**Given instruction:**
Copy out the material word for word, from its first line up to and including the line that contains "data-point bbox=[544, 412, 554, 422]".

**Exercise materials:**

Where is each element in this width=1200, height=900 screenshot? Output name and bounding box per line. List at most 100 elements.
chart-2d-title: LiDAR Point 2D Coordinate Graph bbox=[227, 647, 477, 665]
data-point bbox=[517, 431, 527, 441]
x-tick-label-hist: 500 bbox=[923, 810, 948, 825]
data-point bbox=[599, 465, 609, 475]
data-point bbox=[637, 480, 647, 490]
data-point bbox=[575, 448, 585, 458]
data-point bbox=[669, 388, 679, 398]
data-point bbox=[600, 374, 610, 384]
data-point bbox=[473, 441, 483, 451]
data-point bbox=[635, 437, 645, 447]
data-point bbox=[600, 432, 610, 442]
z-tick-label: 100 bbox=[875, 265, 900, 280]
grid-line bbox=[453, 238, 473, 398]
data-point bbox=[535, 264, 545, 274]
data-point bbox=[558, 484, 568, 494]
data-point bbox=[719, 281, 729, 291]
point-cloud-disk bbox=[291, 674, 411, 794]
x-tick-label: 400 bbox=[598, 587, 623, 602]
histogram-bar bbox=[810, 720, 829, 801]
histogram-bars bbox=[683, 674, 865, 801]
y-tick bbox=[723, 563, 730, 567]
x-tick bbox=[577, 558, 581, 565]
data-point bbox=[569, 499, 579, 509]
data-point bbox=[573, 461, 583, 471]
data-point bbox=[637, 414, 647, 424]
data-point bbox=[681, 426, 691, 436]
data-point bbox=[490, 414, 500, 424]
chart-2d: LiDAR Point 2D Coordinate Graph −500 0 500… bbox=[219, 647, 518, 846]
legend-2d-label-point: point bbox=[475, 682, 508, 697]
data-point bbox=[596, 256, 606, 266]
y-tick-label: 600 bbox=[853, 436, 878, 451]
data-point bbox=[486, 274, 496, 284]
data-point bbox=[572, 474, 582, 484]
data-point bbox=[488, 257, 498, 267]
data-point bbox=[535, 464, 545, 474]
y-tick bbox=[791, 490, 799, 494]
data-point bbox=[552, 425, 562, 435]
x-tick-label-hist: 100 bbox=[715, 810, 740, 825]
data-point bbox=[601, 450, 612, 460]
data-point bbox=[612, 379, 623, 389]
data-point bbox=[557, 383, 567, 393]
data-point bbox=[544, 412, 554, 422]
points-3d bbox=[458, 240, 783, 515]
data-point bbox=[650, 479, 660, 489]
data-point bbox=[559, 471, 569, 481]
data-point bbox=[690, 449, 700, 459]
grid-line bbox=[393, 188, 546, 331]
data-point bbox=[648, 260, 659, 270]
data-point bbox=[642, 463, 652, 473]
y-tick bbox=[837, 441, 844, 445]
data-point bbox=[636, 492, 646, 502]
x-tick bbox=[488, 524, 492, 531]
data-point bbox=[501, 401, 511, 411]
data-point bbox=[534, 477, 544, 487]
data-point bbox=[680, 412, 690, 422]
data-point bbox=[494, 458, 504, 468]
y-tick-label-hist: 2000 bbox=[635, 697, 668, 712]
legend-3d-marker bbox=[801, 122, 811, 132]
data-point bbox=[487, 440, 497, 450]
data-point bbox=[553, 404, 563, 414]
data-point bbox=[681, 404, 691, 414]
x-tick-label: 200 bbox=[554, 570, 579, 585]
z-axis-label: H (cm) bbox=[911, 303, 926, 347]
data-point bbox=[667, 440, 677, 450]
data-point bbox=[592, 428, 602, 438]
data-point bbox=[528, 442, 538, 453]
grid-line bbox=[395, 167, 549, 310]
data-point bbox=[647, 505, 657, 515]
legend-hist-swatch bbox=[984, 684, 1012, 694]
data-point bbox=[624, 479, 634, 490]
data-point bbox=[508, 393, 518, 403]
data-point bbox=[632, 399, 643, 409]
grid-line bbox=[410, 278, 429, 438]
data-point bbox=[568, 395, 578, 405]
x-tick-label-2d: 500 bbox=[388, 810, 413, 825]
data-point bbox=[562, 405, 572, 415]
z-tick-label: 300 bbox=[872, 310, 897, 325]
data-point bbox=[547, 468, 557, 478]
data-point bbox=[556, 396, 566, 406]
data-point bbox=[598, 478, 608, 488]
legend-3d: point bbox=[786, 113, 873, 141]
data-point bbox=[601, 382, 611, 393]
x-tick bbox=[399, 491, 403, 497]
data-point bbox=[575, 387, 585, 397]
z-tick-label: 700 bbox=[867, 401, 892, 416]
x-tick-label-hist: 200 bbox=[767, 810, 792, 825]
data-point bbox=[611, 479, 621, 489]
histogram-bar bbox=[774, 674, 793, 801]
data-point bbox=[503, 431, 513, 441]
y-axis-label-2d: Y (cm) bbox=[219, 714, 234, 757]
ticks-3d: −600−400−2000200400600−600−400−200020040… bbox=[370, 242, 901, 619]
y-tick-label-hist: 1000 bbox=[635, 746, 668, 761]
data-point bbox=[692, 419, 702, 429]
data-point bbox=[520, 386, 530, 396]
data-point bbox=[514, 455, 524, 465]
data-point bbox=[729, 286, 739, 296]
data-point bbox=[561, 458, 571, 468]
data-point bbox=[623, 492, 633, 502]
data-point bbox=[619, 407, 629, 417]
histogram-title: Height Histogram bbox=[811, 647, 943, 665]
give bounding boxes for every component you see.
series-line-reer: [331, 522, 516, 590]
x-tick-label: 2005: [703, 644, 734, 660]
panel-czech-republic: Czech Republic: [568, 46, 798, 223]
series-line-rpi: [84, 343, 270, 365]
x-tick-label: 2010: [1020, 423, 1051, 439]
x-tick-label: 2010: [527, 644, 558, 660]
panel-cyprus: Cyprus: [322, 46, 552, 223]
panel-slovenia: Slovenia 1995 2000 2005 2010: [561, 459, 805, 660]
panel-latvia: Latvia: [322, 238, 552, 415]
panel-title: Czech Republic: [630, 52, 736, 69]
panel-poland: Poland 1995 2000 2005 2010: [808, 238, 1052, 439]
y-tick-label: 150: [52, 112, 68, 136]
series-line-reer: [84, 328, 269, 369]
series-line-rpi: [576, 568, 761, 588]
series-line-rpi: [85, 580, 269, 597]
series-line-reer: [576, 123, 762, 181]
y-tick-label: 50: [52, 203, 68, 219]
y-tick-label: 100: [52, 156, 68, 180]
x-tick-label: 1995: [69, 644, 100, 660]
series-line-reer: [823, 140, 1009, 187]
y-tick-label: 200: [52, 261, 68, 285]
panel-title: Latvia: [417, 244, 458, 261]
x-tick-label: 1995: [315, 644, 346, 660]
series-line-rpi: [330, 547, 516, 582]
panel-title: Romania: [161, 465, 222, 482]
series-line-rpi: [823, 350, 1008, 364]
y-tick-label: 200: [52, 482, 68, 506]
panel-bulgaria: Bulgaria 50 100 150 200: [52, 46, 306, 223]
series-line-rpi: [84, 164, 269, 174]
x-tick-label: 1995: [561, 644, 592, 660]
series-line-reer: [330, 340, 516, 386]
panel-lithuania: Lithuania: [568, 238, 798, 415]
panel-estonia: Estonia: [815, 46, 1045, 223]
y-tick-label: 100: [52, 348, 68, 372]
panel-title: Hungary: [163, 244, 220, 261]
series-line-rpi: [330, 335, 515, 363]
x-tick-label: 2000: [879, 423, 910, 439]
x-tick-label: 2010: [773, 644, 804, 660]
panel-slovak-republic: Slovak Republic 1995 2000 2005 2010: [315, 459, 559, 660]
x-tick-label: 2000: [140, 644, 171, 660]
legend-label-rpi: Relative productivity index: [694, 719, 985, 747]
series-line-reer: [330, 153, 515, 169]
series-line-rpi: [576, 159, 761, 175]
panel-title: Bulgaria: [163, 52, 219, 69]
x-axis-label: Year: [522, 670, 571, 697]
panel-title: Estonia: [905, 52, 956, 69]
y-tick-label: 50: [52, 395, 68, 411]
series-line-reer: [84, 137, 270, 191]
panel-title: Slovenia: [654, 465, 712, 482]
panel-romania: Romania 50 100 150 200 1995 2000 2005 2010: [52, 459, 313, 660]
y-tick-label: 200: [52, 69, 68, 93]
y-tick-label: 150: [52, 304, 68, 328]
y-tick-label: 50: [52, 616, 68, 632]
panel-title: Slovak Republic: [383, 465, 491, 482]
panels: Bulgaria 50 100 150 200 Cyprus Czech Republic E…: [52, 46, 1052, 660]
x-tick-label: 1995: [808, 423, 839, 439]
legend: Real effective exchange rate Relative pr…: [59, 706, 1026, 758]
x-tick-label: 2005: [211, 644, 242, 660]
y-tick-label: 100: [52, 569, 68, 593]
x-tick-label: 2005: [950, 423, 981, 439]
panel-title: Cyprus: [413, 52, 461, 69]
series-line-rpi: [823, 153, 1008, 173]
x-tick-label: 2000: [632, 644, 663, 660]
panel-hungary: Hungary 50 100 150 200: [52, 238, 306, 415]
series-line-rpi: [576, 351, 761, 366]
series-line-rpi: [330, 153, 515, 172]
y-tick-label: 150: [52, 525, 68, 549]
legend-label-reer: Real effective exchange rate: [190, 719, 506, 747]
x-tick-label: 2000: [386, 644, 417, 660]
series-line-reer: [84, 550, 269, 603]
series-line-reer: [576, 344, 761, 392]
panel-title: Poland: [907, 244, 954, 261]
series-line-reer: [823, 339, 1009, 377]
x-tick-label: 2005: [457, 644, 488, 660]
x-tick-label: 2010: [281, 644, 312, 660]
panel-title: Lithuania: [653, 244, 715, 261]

**Task answer:**
Where is each element in this width=1200, height=900 screenshot? Output name and bounding box per line. List at most 100 elements.
chart-2d-title: LiDAR Point 2D Coordinate Graph bbox=[227, 647, 477, 665]
data-point bbox=[517, 431, 527, 441]
x-tick-label-hist: 500 bbox=[923, 810, 948, 825]
data-point bbox=[599, 465, 609, 475]
data-point bbox=[637, 480, 647, 490]
data-point bbox=[575, 448, 585, 458]
data-point bbox=[669, 388, 679, 398]
data-point bbox=[600, 374, 610, 384]
data-point bbox=[473, 441, 483, 451]
data-point bbox=[635, 437, 645, 447]
data-point bbox=[600, 432, 610, 442]
z-tick-label: 100 bbox=[875, 265, 900, 280]
grid-line bbox=[453, 238, 473, 398]
data-point bbox=[535, 264, 545, 274]
data-point bbox=[558, 484, 568, 494]
data-point bbox=[719, 281, 729, 291]
point-cloud-disk bbox=[291, 674, 411, 794]
x-tick-label: 400 bbox=[598, 587, 623, 602]
histogram-bar bbox=[810, 720, 829, 801]
histogram-bars bbox=[683, 674, 865, 801]
y-tick bbox=[723, 563, 730, 567]
x-tick bbox=[577, 558, 581, 565]
data-point bbox=[569, 499, 579, 509]
data-point bbox=[573, 461, 583, 471]
data-point bbox=[637, 414, 647, 424]
data-point bbox=[681, 426, 691, 436]
data-point bbox=[490, 414, 500, 424]
chart-2d: LiDAR Point 2D Coordinate Graph −500 0 500… bbox=[219, 647, 518, 846]
legend-2d-label-point: point bbox=[475, 682, 508, 697]
data-point bbox=[596, 256, 606, 266]
y-tick-label: 600 bbox=[853, 436, 878, 451]
data-point bbox=[486, 274, 496, 284]
data-point bbox=[572, 474, 582, 484]
data-point bbox=[488, 257, 498, 267]
data-point bbox=[535, 464, 545, 474]
y-tick bbox=[791, 490, 799, 494]
data-point bbox=[552, 425, 562, 435]
x-tick-label-hist: 100 bbox=[715, 810, 740, 825]
data-point bbox=[601, 450, 612, 460]
data-point bbox=[612, 379, 623, 389]
data-point bbox=[557, 383, 567, 393]
data-point bbox=[544, 412, 554, 422]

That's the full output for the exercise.